Exercise:
Transcribe the records that follow. Keep every word exactly, and drop the pictures.

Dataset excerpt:
┌──

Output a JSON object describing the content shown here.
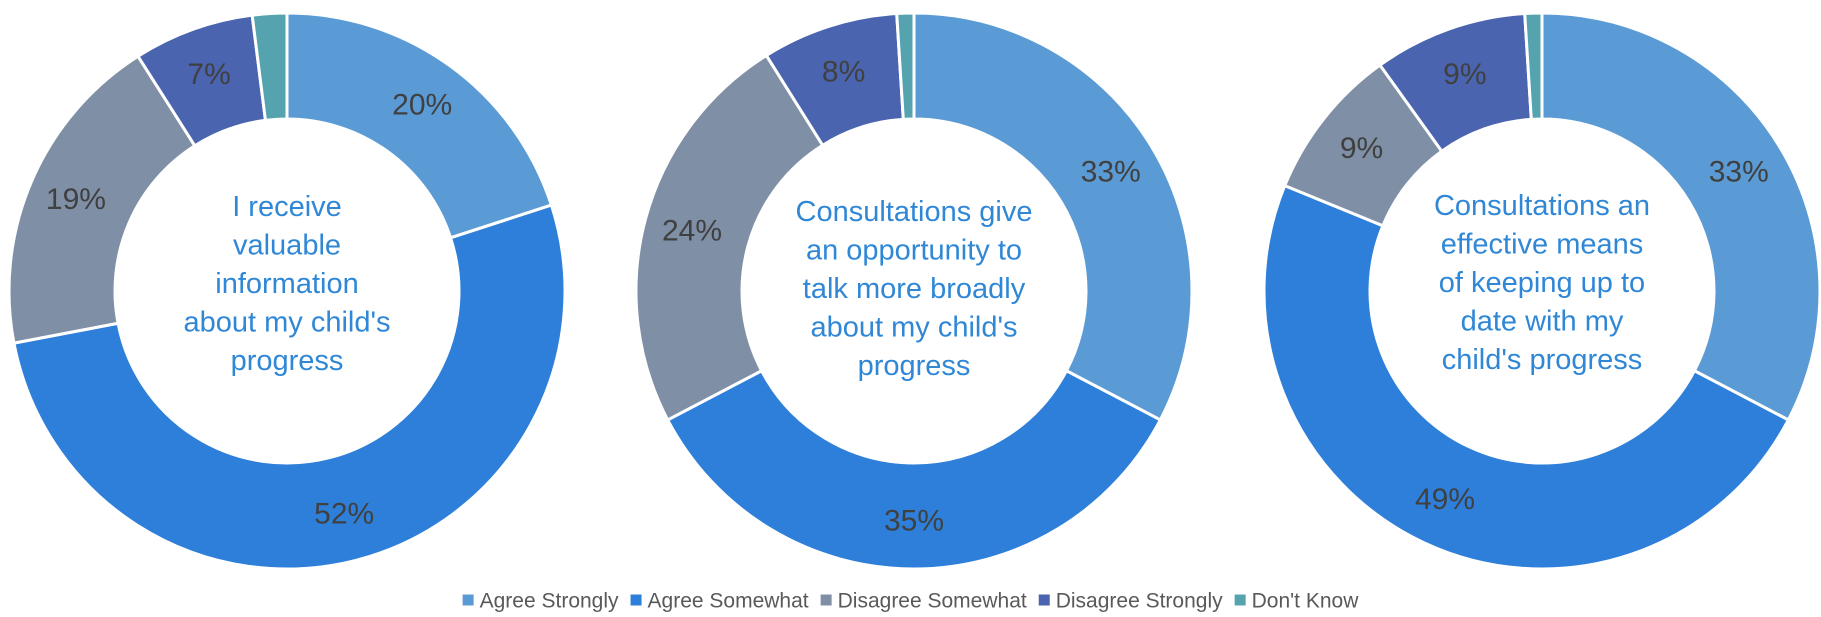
{
  "chart_data": [
    {
      "type": "pie",
      "title_lines": [
        "I receive",
        "valuable",
        "information",
        "about my child's",
        "progress"
      ],
      "categories": [
        "Agree Strongly",
        "Agree Somewhat",
        "Disagree Somewhat",
        "Disagree Strongly",
        "Don't Know"
      ],
      "values": [
        20,
        52,
        19,
        7,
        2
      ],
      "labels": [
        "20%",
        "52%",
        "19%",
        "7%",
        ""
      ]
    },
    {
      "type": "pie",
      "title_lines": [
        "Consultations give",
        "an opportunity to",
        "talk more broadly",
        "about my child's",
        "progress"
      ],
      "categories": [
        "Agree Strongly",
        "Agree Somewhat",
        "Disagree Somewhat",
        "Disagree Strongly",
        "Don't Know"
      ],
      "values": [
        33,
        35,
        24,
        8,
        1
      ],
      "labels": [
        "33%",
        "35%",
        "24%",
        "8%",
        ""
      ]
    },
    {
      "type": "pie",
      "title_lines": [
        "Consultations an",
        "effective means",
        "of keeping up to",
        "date with my",
        "child's progress"
      ],
      "categories": [
        "Agree Strongly",
        "Agree Somewhat",
        "Disagree Somewhat",
        "Disagree Strongly",
        "Don't Know"
      ],
      "values": [
        33,
        49,
        9,
        9,
        1
      ],
      "labels": [
        "33%",
        "49%",
        "9%",
        "9%",
        ""
      ]
    }
  ],
  "legend": {
    "placement": "bottom",
    "items": [
      {
        "label": "Agree Strongly",
        "color": "#5b9bd5"
      },
      {
        "label": "Agree Somewhat",
        "color": "#2e7fd9"
      },
      {
        "label": "Disagree Somewhat",
        "color": "#7f8fa6"
      },
      {
        "label": "Disagree Strongly",
        "color": "#4a64b0"
      },
      {
        "label": "Don't Know",
        "color": "#56a3b0"
      }
    ]
  },
  "colors": {
    "segments": [
      "#5b9bd5",
      "#2e7fd9",
      "#7f8fa6",
      "#4a64b0",
      "#56a3b0"
    ],
    "center_text": "#2f87d6",
    "label_text": "#404040",
    "legend_text": "#595959"
  }
}
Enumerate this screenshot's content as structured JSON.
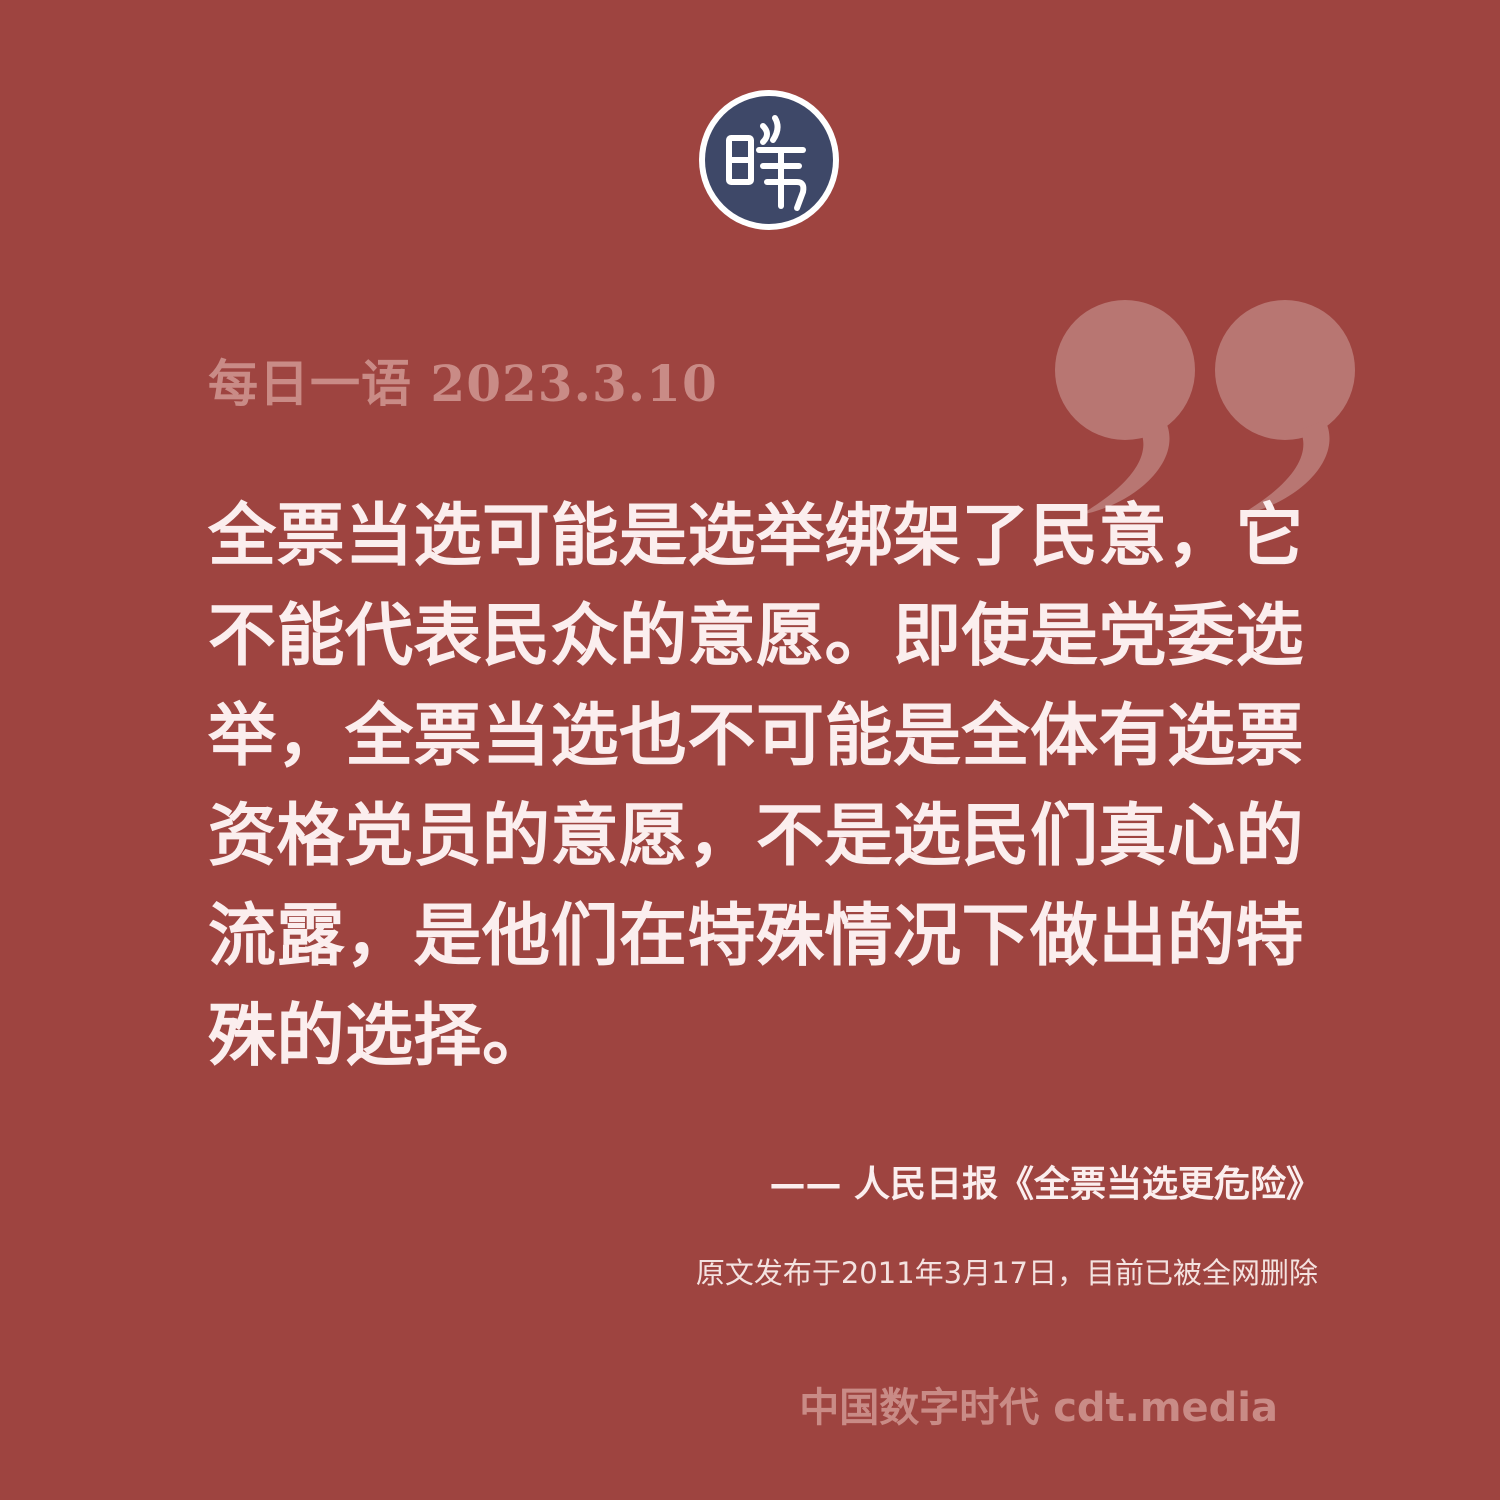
{
  "brand": {
    "logo_icon": "cdt-seal-logo-icon",
    "logo_glyph": "旹",
    "footer": "中国数字时代 cdt.media"
  },
  "header": {
    "date_line": "每日一语 2023.3.10"
  },
  "decoration": {
    "quote_icon": "closing-quote-icon"
  },
  "quote": {
    "text": "全票当选可能是选举绑架了民意，它不能代表民众的意愿。即使是党委选举，全票当选也不可能是全体有选票资格党员的意愿，不是选民们真心的流露，是他们在特殊情况下做出的特殊的选择。"
  },
  "attribution": {
    "source": "—— 人民日报《全票当选更危险》",
    "note": "原文发布于2011年3月17日，目前已被全网删除"
  },
  "colors": {
    "background": "#9e4440",
    "text_main": "#fbeeee",
    "text_muted": "#c98b86",
    "logo_fill": "#3e4868",
    "quote_mark": "#b87672"
  }
}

└──

Exercise response:
Output a JSON object describing the content shown here.
{
  "chart_data": [
    {
      "type": "pie",
      "title_lines": [
        "I receive",
        "valuable",
        "information",
        "about my child's",
        "progress"
      ],
      "categories": [
        "Agree Strongly",
        "Agree Somewhat",
        "Disagree Somewhat",
        "Disagree Strongly",
        "Don't Know"
      ],
      "values": [
        20,
        52,
        19,
        7,
        2
      ],
      "labels": [
        "20%",
        "52%",
        "19%",
        "7%",
        ""
      ]
    },
    {
      "type": "pie",
      "title_lines": [
        "Consultations give",
        "an opportunity to",
        "talk more broadly",
        "about my child's",
        "progress"
      ],
      "categories": [
        "Agree Strongly",
        "Agree Somewhat",
        "Disagree Somewhat",
        "Disagree Strongly",
        "Don't Know"
      ],
      "values": [
        33,
        35,
        24,
        8,
        1
      ],
      "labels": [
        "33%",
        "35%",
        "24%",
        "8%",
        ""
      ]
    },
    {
      "type": "pie",
      "title_lines": [
        "Consultations an",
        "effective means",
        "of keeping up to",
        "date with my",
        "child's progress"
      ],
      "categories": [
        "Agree Strongly",
        "Agree Somewhat",
        "Disagree Somewhat",
        "Disagree Strongly",
        "Don't Know"
      ],
      "values": [
        33,
        49,
        9,
        9,
        1
      ],
      "labels": [
        "33%",
        "49%",
        "9%",
        "9%",
        ""
      ]
    }
  ],
  "legend": {
    "placement": "bottom",
    "items": [
      {
        "label": "Agree Strongly",
        "color": "#5b9bd5"
      },
      {
        "label": "Agree Somewhat",
        "color": "#2e7fd9"
      },
      {
        "label": "Disagree Somewhat",
        "color": "#7f8fa6"
      },
      {
        "label": "Disagree Strongly",
        "color": "#4a64b0"
      },
      {
        "label": "Don't Know",
        "color": "#56a3b0"
      }
    ]
  },
  "colors": {
    "segments": [
      "#5b9bd5",
      "#2e7fd9",
      "#7f8fa6",
      "#4a64b0",
      "#56a3b0"
    ],
    "center_text": "#2f87d6",
    "label_text": "#404040",
    "legend_text": "#595959"
  }
}
Enumerate this screenshot's content as structured JSON.
{
  "brand": {
    "logo_icon": "cdt-seal-logo-icon",
    "logo_glyph": "旹",
    "footer": "中国数字时代 cdt.media"
  },
  "header": {
    "date_line": "每日一语 2023.3.10"
  },
  "decoration": {
    "quote_icon": "closing-quote-icon"
  },
  "quote": {
    "text": "全票当选可能是选举绑架了民意，它不能代表民众的意愿。即使是党委选举，全票当选也不可能是全体有选票资格党员的意愿，不是选民们真心的流露，是他们在特殊情况下做出的特殊的选择。"
  },
  "attribution": {
    "source": "—— 人民日报《全票当选更危险》",
    "note": "原文发布于2011年3月17日，目前已被全网删除"
  },
  "colors": {
    "background": "#9e4440",
    "text_main": "#fbeeee",
    "text_muted": "#c98b86",
    "logo_fill": "#3e4868",
    "quote_mark": "#b87672"
  }
}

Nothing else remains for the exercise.